* begin WORKING DATA *
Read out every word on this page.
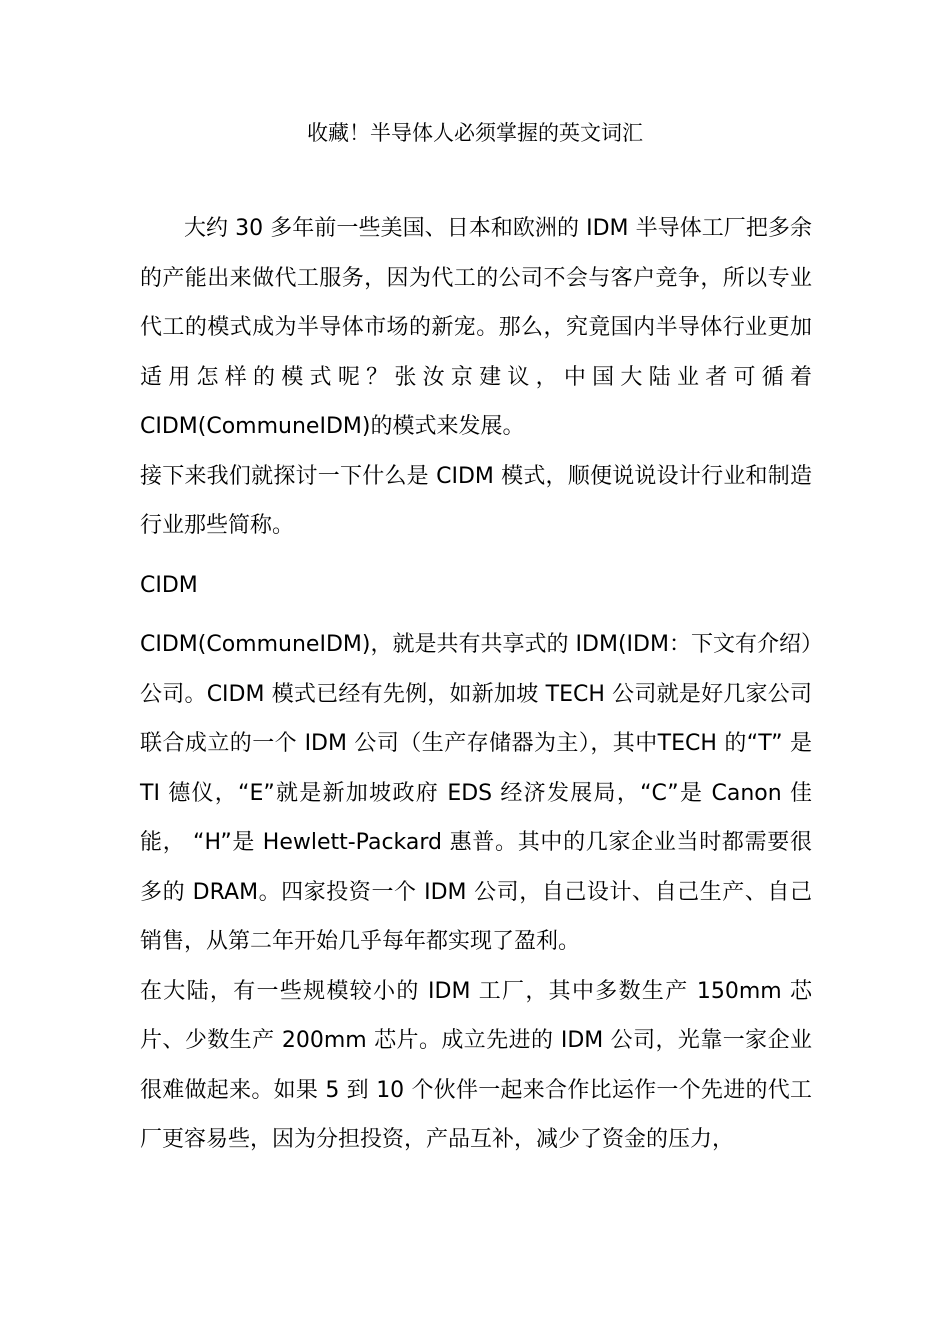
收藏！半导体人必须掌握的英文词汇

大约 30 多年前一些美国、日本和欧洲的 IDM 半导体工厂把多余的产能出来做代工服务，因为代工的公司不会与客户竞争，所以专业代工的模式成为半导体市场的新宠。那么，究竟国内半导体行业更加适用怎样的模式呢？张汝京建议，中国大陆业者可循着 CIDM(CommuneIDM)的模式来发展。

接下来我们就探讨一下什么是 CIDM 模式，顺便说说设计行业和制造行业那些简称。

CIDM

CIDM(CommuneIDM)，就是共有共享式的 IDM(IDM：下文有介绍）公司。CIDM 模式已经有先例，如新加坡 TECH 公司就是好几家公司联合成立的一个 IDM 公司（生产存储器为主），其中TECH 的“T” 是 TI 德仪，“E”就是新加坡政府 EDS 经济发展局，“C”是 Canon 佳能， “H”是 Hewlett-Packard 惠普。其中的几家企业当时都需要很多的 DRAM。四家投资一个 IDM 公司，自己设计、自己生产、自己销售，从第二年开始几乎每年都实现了盈利。

在大陆，有一些规模较小的 IDM 工厂，其中多数生产 150mm 芯片、少数生产 200mm 芯片。成立先进的 IDM 公司，光靠一家企业很难做起来。如果 5 到 10 个伙伴一起来合作比运作一个先进的代工厂更容易些，因为分担投资，产品互补，减少了资金的压力，
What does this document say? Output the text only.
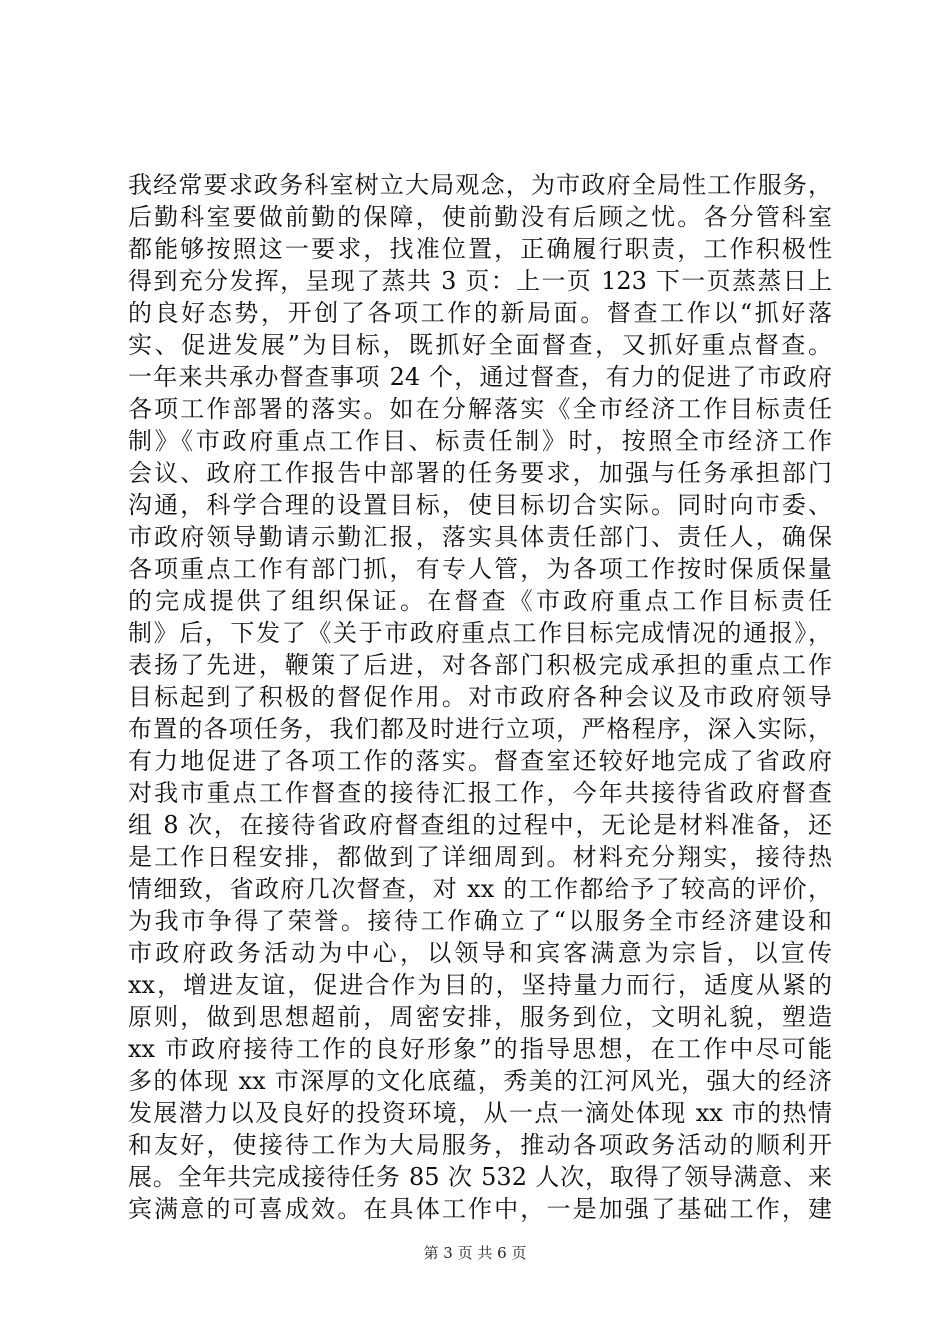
我经常要求政务科室树立大局观念，为市政府全局性工作服务，
后勤科室要做前勤的保障，使前勤没有后顾之忧。各分管科室
都能够按照这一要求，找准位置，正确履行职责，工作积极性
得到充分发挥，呈现了蒸共 3 页：上一页 123 下一页蒸蒸日上
的良好态势，开创了各项工作的新局面。督查工作以“抓好落
实、促进发展”为目标，既抓好全面督查，又抓好重点督查。
一年来共承办督查事项 24 个，通过督查，有力的促进了市政府
各项工作部署的落实。如在分解落实《全市经济工作目标责任
制》《市政府重点工作目、标责任制》时，按照全市经济工作
会议、政府工作报告中部署的任务要求，加强与任务承担部门
沟通，科学合理的设置目标，使目标切合实际。同时向市委、
市政府领导勤请示勤汇报，落实具体责任部门、责任人，确保
各项重点工作有部门抓，有专人管，为各项工作按时保质保量
的完成提供了组织保证。在督查《市政府重点工作目标责任
制》后，下发了《关于市政府重点工作目标完成情况的通报》，
表扬了先进，鞭策了后进，对各部门积极完成承担的重点工作
目标起到了积极的督促作用。对市政府各种会议及市政府领导
布置的各项任务，我们都及时进行立项，严格程序，深入实际，
有力地促进了各项工作的落实。督查室还较好地完成了省政府
对我市重点工作督查的接待汇报工作，今年共接待省政府督查
组 8 次，在接待省政府督查组的过程中，无论是材料准备，还
是工作日程安排，都做到了详细周到。材料充分翔实，接待热
情细致，省政府几次督查，对 xx 的工作都给予了较高的评价，
为我市争得了荣誉。接待工作确立了“以服务全市经济建设和
市政府政务活动为中心，以领导和宾客满意为宗旨，以宣传
xx，增进友谊，促进合作为目的，坚持量力而行，适度从紧的
原则，做到思想超前，周密安排，服务到位，文明礼貌，塑造
xx 市政府接待工作的良好形象”的指导思想，在工作中尽可能
多的体现 xx 市深厚的文化底蕴，秀美的江河风光，强大的经济
发展潜力以及良好的投资环境，从一点一滴处体现 xx 市的热情
和友好，使接待工作为大局服务，推动各项政务活动的顺利开
展。全年共完成接待任务 85 次 532 人次，取得了领导满意、来
宾满意的可喜成效。在具体工作中，一是加强了基础工作，建
第 3 页 共 6 页
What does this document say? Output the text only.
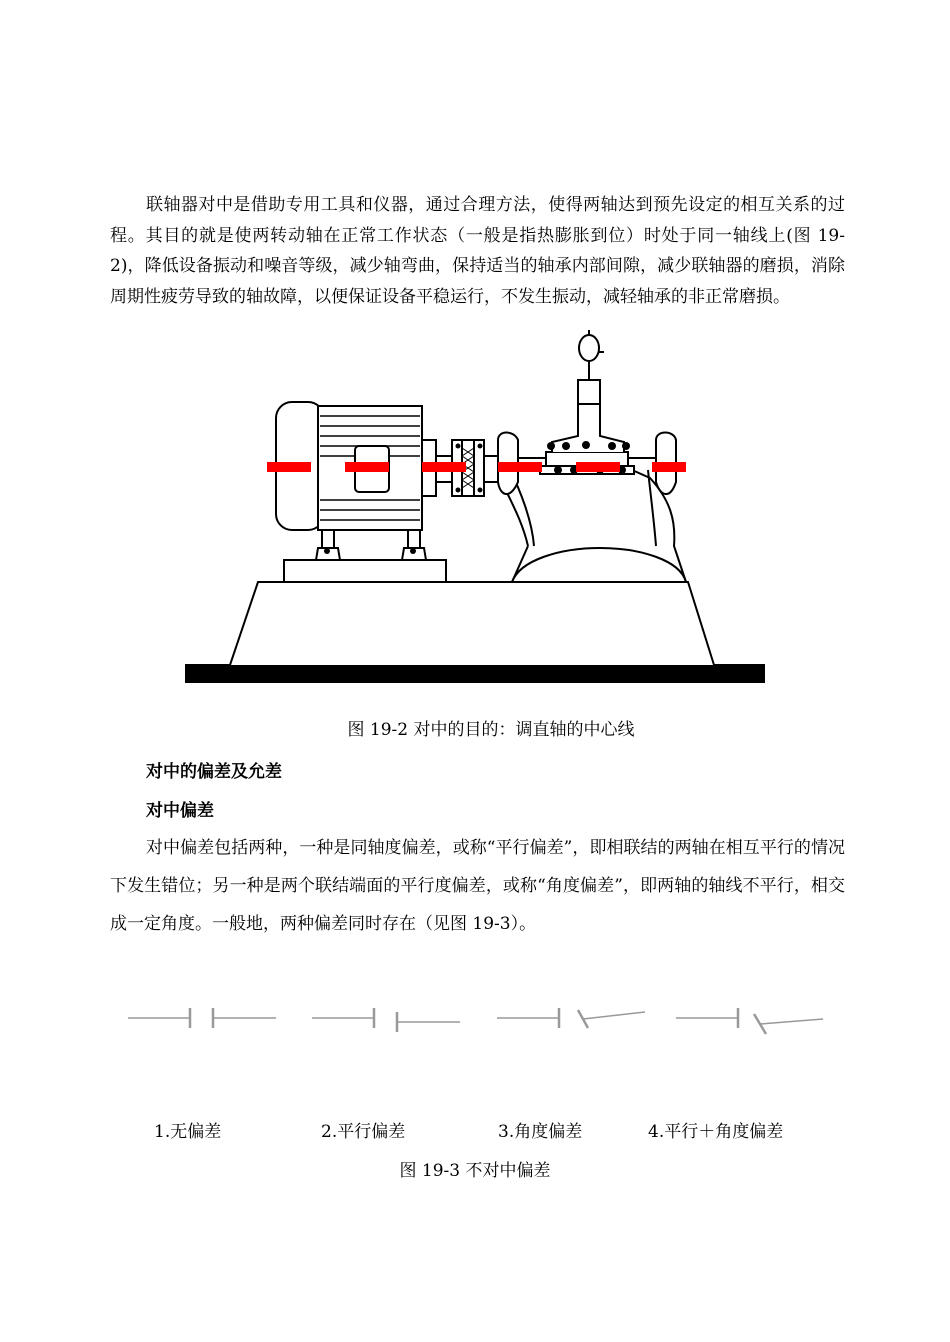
联轴器对中是借助专用工具和仪器，通过合理方法，使得两轴达到预先设定的相互关系的过程。其目的就是使两转动轴在正常工作状态（一般是指热膨胀到位）时处于同一轴线上(图 19-2)，降低设备振动和噪音等级，减少轴弯曲，保持适当的轴承内部间隙，减少联轴器的磨损，消除周期性疲劳导致的轴故障，以便保证设备平稳运行，不发生振动，减轻轴承的非正常磨损。

图 19-2 对中的目的：调直轴的中心线

对中的偏差及允差

对中偏差

对中偏差包括两种，一种是同轴度偏差，或称“平行偏差”，即相联结的两轴在相互平行的情况下发生错位；另一种是两个联结端面的平行度偏差，或称“角度偏差”，即两轴的轴线不平行，相交成一定角度。一般地，两种偏差同时存在（见图 19-3）。

1.无偏差	2.平行偏差	3.角度偏差	4.平行＋角度偏差

图 19-3 不对中偏差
* end WORKING DATA *
■ **WHAT THE TASK REQUIRES**
Copy every line of the data word for word, omitting the images.

■ **EXPECTED OUTPUT**
Read out every word on this page.
收藏！半导体人必须掌握的英文词汇

大约 30 多年前一些美国、日本和欧洲的 IDM 半导体工厂把多余的产能出来做代工服务，因为代工的公司不会与客户竞争，所以专业代工的模式成为半导体市场的新宠。那么，究竟国内半导体行业更加适用怎样的模式呢？张汝京建议，中国大陆业者可循着 CIDM(CommuneIDM)的模式来发展。

接下来我们就探讨一下什么是 CIDM 模式，顺便说说设计行业和制造行业那些简称。

CIDM

CIDM(CommuneIDM)，就是共有共享式的 IDM(IDM：下文有介绍）公司。CIDM 模式已经有先例，如新加坡 TECH 公司就是好几家公司联合成立的一个 IDM 公司（生产存储器为主），其中TECH 的“T” 是 TI 德仪，“E”就是新加坡政府 EDS 经济发展局，“C”是 Canon 佳能， “H”是 Hewlett-Packard 惠普。其中的几家企业当时都需要很多的 DRAM。四家投资一个 IDM 公司，自己设计、自己生产、自己销售，从第二年开始几乎每年都实现了盈利。

在大陆，有一些规模较小的 IDM 工厂，其中多数生产 150mm 芯片、少数生产 200mm 芯片。成立先进的 IDM 公司，光靠一家企业很难做起来。如果 5 到 10 个伙伴一起来合作比运作一个先进的代工厂更容易些，因为分担投资，产品互补，减少了资金的压力，
What does this document say? Output the text only.
我经常要求政务科室树立大局观念，为市政府全局性工作服务，
后勤科室要做前勤的保障，使前勤没有后顾之忧。各分管科室
都能够按照这一要求，找准位置，正确履行职责，工作积极性
得到充分发挥，呈现了蒸共 3 页：上一页 123 下一页蒸蒸日上
的良好态势，开创了各项工作的新局面。督查工作以“抓好落
实、促进发展”为目标，既抓好全面督查，又抓好重点督查。
一年来共承办督查事项 24 个，通过督查，有力的促进了市政府
各项工作部署的落实。如在分解落实《全市经济工作目标责任
制》《市政府重点工作目、标责任制》时，按照全市经济工作
会议、政府工作报告中部署的任务要求，加强与任务承担部门
沟通，科学合理的设置目标，使目标切合实际。同时向市委、
市政府领导勤请示勤汇报，落实具体责任部门、责任人，确保
各项重点工作有部门抓，有专人管，为各项工作按时保质保量
的完成提供了组织保证。在督查《市政府重点工作目标责任
制》后，下发了《关于市政府重点工作目标完成情况的通报》，
表扬了先进，鞭策了后进，对各部门积极完成承担的重点工作
目标起到了积极的督促作用。对市政府各种会议及市政府领导
布置的各项任务，我们都及时进行立项，严格程序，深入实际，
有力地促进了各项工作的落实。督查室还较好地完成了省政府
对我市重点工作督查的接待汇报工作，今年共接待省政府督查
组 8 次，在接待省政府督查组的过程中，无论是材料准备，还
是工作日程安排，都做到了详细周到。材料充分翔实，接待热
情细致，省政府几次督查，对 xx 的工作都给予了较高的评价，
为我市争得了荣誉。接待工作确立了“以服务全市经济建设和
市政府政务活动为中心，以领导和宾客满意为宗旨，以宣传
xx，增进友谊，促进合作为目的，坚持量力而行，适度从紧的
原则，做到思想超前，周密安排，服务到位，文明礼貌，塑造
xx 市政府接待工作的良好形象”的指导思想，在工作中尽可能
多的体现 xx 市深厚的文化底蕴，秀美的江河风光，强大的经济
发展潜力以及良好的投资环境，从一点一滴处体现 xx 市的热情
和友好，使接待工作为大局服务，推动各项政务活动的顺利开
展。全年共完成接待任务 85 次 532 人次，取得了领导满意、来
宾满意的可喜成效。在具体工作中，一是加强了基础工作，建
第 3 页 共 6 页
What does this document say? Output the text only.
联轴器对中是借助专用工具和仪器，通过合理方法，使得两轴达到预先设定的相互关系的过程。其目的就是使两转动轴在正常工作状态（一般是指热膨胀到位）时处于同一轴线上(图 19-2)，降低设备振动和噪音等级，减少轴弯曲，保持适当的轴承内部间隙，减少联轴器的磨损，消除周期性疲劳导致的轴故障，以便保证设备平稳运行，不发生振动，减轻轴承的非正常磨损。

图 19-2 对中的目的：调直轴的中心线

对中的偏差及允差

对中偏差

对中偏差包括两种，一种是同轴度偏差，或称“平行偏差”，即相联结的两轴在相互平行的情况下发生错位；另一种是两个联结端面的平行度偏差，或称“角度偏差”，即两轴的轴线不平行，相交成一定角度。一般地，两种偏差同时存在（见图 19-3）。

1.无偏差	2.平行偏差	3.角度偏差	4.平行＋角度偏差

图 19-3 不对中偏差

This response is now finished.